WORK INSTRUCTIONS: The data below is to be returned in full and exactly.
## START
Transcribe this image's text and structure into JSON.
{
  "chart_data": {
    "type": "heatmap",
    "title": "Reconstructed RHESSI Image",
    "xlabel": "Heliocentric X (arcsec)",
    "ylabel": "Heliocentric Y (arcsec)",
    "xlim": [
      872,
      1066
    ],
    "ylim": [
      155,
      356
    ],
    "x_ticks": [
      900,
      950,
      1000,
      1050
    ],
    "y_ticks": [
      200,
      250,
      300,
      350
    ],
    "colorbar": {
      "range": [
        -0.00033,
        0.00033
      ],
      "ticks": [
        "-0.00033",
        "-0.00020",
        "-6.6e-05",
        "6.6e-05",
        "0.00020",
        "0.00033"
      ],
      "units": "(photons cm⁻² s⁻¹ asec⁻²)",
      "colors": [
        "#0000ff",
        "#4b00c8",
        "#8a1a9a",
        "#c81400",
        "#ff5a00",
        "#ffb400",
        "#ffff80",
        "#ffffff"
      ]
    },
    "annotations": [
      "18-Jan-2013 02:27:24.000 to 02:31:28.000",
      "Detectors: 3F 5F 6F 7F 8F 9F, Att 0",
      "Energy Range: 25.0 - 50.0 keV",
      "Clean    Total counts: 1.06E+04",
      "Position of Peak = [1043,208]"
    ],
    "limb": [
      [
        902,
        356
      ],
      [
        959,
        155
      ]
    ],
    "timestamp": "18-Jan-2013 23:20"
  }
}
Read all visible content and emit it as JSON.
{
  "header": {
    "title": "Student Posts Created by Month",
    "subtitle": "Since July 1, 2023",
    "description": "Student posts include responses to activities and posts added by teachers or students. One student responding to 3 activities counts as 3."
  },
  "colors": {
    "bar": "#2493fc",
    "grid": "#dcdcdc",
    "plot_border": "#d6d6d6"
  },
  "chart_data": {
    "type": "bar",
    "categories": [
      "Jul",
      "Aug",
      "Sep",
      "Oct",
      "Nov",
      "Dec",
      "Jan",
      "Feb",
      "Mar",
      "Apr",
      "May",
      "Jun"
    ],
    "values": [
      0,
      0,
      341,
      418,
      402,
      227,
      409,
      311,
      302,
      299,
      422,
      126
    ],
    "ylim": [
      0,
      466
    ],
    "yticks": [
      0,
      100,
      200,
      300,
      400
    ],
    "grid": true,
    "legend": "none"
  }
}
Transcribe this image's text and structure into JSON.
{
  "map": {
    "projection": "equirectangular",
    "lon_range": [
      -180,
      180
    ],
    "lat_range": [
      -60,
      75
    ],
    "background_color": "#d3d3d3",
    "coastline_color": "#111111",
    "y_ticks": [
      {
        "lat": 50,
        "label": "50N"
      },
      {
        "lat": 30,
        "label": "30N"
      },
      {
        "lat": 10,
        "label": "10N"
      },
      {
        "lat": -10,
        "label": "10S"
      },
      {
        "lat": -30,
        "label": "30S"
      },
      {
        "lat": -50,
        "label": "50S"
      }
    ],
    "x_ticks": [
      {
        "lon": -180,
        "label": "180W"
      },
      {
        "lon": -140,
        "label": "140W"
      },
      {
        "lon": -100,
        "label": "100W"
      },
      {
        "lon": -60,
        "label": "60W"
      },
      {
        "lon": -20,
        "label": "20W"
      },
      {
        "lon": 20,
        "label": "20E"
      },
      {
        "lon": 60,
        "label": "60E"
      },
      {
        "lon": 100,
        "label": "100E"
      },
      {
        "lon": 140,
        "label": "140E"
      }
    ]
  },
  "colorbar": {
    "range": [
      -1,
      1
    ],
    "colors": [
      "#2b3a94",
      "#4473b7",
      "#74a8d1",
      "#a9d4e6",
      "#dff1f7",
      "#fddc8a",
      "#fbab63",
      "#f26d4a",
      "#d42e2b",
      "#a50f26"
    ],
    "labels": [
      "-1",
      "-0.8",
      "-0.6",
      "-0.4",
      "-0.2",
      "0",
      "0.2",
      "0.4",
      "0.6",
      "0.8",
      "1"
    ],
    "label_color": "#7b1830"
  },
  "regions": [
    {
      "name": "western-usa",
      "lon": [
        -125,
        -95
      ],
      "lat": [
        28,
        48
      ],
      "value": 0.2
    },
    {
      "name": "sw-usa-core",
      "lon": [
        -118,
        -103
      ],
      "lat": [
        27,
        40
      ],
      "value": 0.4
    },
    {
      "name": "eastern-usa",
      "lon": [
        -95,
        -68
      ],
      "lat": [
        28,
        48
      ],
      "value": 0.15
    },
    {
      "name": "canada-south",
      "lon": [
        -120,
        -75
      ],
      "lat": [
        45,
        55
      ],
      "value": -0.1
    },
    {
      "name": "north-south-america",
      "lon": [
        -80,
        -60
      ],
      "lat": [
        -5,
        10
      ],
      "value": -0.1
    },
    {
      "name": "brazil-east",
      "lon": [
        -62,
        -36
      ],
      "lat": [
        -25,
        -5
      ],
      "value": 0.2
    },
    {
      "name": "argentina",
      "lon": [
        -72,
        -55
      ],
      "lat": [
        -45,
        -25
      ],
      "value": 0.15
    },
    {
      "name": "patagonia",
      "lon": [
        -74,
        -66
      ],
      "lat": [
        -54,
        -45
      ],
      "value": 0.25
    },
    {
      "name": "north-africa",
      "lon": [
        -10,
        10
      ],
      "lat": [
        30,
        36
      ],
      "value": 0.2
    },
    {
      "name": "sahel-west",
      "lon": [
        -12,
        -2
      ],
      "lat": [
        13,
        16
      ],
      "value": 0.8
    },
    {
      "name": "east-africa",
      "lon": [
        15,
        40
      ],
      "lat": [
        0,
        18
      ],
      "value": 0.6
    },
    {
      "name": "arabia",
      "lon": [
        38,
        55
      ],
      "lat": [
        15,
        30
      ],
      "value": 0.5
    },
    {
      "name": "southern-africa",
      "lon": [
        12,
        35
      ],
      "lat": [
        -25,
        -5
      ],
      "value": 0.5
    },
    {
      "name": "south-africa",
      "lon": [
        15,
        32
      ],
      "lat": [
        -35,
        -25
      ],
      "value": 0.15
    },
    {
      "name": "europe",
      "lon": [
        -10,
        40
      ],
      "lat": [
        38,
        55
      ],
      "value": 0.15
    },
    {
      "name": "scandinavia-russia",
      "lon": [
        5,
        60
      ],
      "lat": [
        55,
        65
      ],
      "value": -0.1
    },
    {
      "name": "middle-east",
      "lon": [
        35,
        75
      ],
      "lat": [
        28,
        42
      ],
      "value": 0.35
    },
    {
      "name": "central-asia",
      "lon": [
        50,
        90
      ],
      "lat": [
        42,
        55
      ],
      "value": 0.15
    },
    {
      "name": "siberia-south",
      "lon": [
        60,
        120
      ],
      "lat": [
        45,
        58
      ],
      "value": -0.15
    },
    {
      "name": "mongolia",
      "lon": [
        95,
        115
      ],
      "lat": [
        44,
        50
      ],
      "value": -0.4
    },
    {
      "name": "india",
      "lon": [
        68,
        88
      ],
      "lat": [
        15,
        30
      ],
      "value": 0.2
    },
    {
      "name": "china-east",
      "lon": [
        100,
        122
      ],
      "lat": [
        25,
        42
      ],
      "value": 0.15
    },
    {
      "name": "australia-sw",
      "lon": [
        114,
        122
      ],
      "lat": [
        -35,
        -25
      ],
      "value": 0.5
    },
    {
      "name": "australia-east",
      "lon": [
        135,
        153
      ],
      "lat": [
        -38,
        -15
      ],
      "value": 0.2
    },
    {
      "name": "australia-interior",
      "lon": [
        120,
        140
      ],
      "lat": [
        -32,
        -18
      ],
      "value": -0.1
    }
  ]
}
## END
EXPECTED ANSWER:
Transcribe this image's text and structure into JSON.
{
  "chart_data": {
    "type": "heatmap",
    "title": "Reconstructed RHESSI Image",
    "xlabel": "Heliocentric X (arcsec)",
    "ylabel": "Heliocentric Y (arcsec)",
    "xlim": [
      872,
      1066
    ],
    "ylim": [
      155,
      356
    ],
    "x_ticks": [
      900,
      950,
      1000,
      1050
    ],
    "y_ticks": [
      200,
      250,
      300,
      350
    ],
    "colorbar": {
      "range": [
        -0.00033,
        0.00033
      ],
      "ticks": [
        "-0.00033",
        "-0.00020",
        "-6.6e-05",
        "6.6e-05",
        "0.00020",
        "0.00033"
      ],
      "units": "(photons cm⁻² s⁻¹ asec⁻²)",
      "colors": [
        "#0000ff",
        "#4b00c8",
        "#8a1a9a",
        "#c81400",
        "#ff5a00",
        "#ffb400",
        "#ffff80",
        "#ffffff"
      ]
    },
    "annotations": [
      "18-Jan-2013 02:27:24.000 to 02:31:28.000",
      "Detectors: 3F 5F 6F 7F 8F 9F, Att 0",
      "Energy Range: 25.0 - 50.0 keV",
      "Clean    Total counts: 1.06E+04",
      "Position of Peak = [1043,208]"
    ],
    "limb": [
      [
        902,
        356
      ],
      [
        959,
        155
      ]
    ],
    "timestamp": "18-Jan-2013 23:20"
  }
}
Read all visible content and emit it as JSON.
{
  "header": {
    "title": "Student Posts Created by Month",
    "subtitle": "Since July 1, 2023",
    "description": "Student posts include responses to activities and posts added by teachers or students. One student responding to 3 activities counts as 3."
  },
  "colors": {
    "bar": "#2493fc",
    "grid": "#dcdcdc",
    "plot_border": "#d6d6d6"
  },
  "chart_data": {
    "type": "bar",
    "categories": [
      "Jul",
      "Aug",
      "Sep",
      "Oct",
      "Nov",
      "Dec",
      "Jan",
      "Feb",
      "Mar",
      "Apr",
      "May",
      "Jun"
    ],
    "values": [
      0,
      0,
      341,
      418,
      402,
      227,
      409,
      311,
      302,
      299,
      422,
      126
    ],
    "ylim": [
      0,
      466
    ],
    "yticks": [
      0,
      100,
      200,
      300,
      400
    ],
    "grid": true,
    "legend": "none"
  }
}
Transcribe this image's text and structure into JSON.
{
  "map": {
    "projection": "equirectangular",
    "lon_range": [
      -180,
      180
    ],
    "lat_range": [
      -60,
      75
    ],
    "background_color": "#d3d3d3",
    "coastline_color": "#111111",
    "y_ticks": [
      {
        "lat": 50,
        "label": "50N"
      },
      {
        "lat": 30,
        "label": "30N"
      },
      {
        "lat": 10,
        "label": "10N"
      },
      {
        "lat": -10,
        "label": "10S"
      },
      {
        "lat": -30,
        "label": "30S"
      },
      {
        "lat": -50,
        "label": "50S"
      }
    ],
    "x_ticks": [
      {
        "lon": -180,
        "label": "180W"
      },
      {
        "lon": -140,
        "label": "140W"
      },
      {
        "lon": -100,
        "label": "100W"
      },
      {
        "lon": -60,
        "label": "60W"
      },
      {
        "lon": -20,
        "label": "20W"
      },
      {
        "lon": 20,
        "label": "20E"
      },
      {
        "lon": 60,
        "label": "60E"
      },
      {
        "lon": 100,
        "label": "100E"
      },
      {
        "lon": 140,
        "label": "140E"
      }
    ]
  },
  "colorbar": {
    "range": [
      -1,
      1
    ],
    "colors": [
      "#2b3a94",
      "#4473b7",
      "#74a8d1",
      "#a9d4e6",
      "#dff1f7",
      "#fddc8a",
      "#fbab63",
      "#f26d4a",
      "#d42e2b",
      "#a50f26"
    ],
    "labels": [
      "-1",
      "-0.8",
      "-0.6",
      "-0.4",
      "-0.2",
      "0",
      "0.2",
      "0.4",
      "0.6",
      "0.8",
      "1"
    ],
    "label_color": "#7b1830"
  },
  "regions": [
    {
      "name": "western-usa",
      "lon": [
        -125,
        -95
      ],
      "lat": [
        28,
        48
      ],
      "value": 0.2
    },
    {
      "name": "sw-usa-core",
      "lon": [
        -118,
        -103
      ],
      "lat": [
        27,
        40
      ],
      "value": 0.4
    },
    {
      "name": "eastern-usa",
      "lon": [
        -95,
        -68
      ],
      "lat": [
        28,
        48
      ],
      "value": 0.15
    },
    {
      "name": "canada-south",
      "lon": [
        -120,
        -75
      ],
      "lat": [
        45,
        55
      ],
      "value": -0.1
    },
    {
      "name": "north-south-america",
      "lon": [
        -80,
        -60
      ],
      "lat": [
        -5,
        10
      ],
      "value": -0.1
    },
    {
      "name": "brazil-east",
      "lon": [
        -62,
        -36
      ],
      "lat": [
        -25,
        -5
      ],
      "value": 0.2
    },
    {
      "name": "argentina",
      "lon": [
        -72,
        -55
      ],
      "lat": [
        -45,
        -25
      ],
      "value": 0.15
    },
    {
      "name": "patagonia",
      "lon": [
        -74,
        -66
      ],
      "lat": [
        -54,
        -45
      ],
      "value": 0.25
    },
    {
      "name": "north-africa",
      "lon": [
        -10,
        10
      ],
      "lat": [
        30,
        36
      ],
      "value": 0.2
    },
    {
      "name": "sahel-west",
      "lon": [
        -12,
        -2
      ],
      "lat": [
        13,
        16
      ],
      "value": 0.8
    },
    {
      "name": "east-africa",
      "lon": [
        15,
        40
      ],
      "lat": [
        0,
        18
      ],
      "value": 0.6
    },
    {
      "name": "arabia",
      "lon": [
        38,
        55
      ],
      "lat": [
        15,
        30
      ],
      "value": 0.5
    },
    {
      "name": "southern-africa",
      "lon": [
        12,
        35
      ],
      "lat": [
        -25,
        -5
      ],
      "value": 0.5
    },
    {
      "name": "south-africa",
      "lon": [
        15,
        32
      ],
      "lat": [
        -35,
        -25
      ],
      "value": 0.15
    },
    {
      "name": "europe",
      "lon": [
        -10,
        40
      ],
      "lat": [
        38,
        55
      ],
      "value": 0.15
    },
    {
      "name": "scandinavia-russia",
      "lon": [
        5,
        60
      ],
      "lat": [
        55,
        65
      ],
      "value": -0.1
    },
    {
      "name": "middle-east",
      "lon": [
        35,
        75
      ],
      "lat": [
        28,
        42
      ],
      "value": 0.35
    },
    {
      "name": "central-asia",
      "lon": [
        50,
        90
      ],
      "lat": [
        42,
        55
      ],
      "value": 0.15
    },
    {
      "name": "siberia-south",
      "lon": [
        60,
        120
      ],
      "lat": [
        45,
        58
      ],
      "value": -0.15
    },
    {
      "name": "mongolia",
      "lon": [
        95,
        115
      ],
      "lat": [
        44,
        50
      ],
      "value": -0.4
    },
    {
      "name": "india",
      "lon": [
        68,
        88
      ],
      "lat": [
        15,
        30
      ],
      "value": 0.2
    },
    {
      "name": "china-east",
      "lon": [
        100,
        122
      ],
      "lat": [
        25,
        42
      ],
      "value": 0.15
    },
    {
      "name": "australia-sw",
      "lon": [
        114,
        122
      ],
      "lat": [
        -35,
        -25
      ],
      "value": 0.5
    },
    {
      "name": "australia-east",
      "lon": [
        135,
        153
      ],
      "lat": [
        -38,
        -15
      ],
      "value": 0.2
    },
    {
      "name": "australia-interior",
      "lon": [
        120,
        140
      ],
      "lat": [
        -32,
        -18
      ],
      "value": -0.1
    }
  ]
}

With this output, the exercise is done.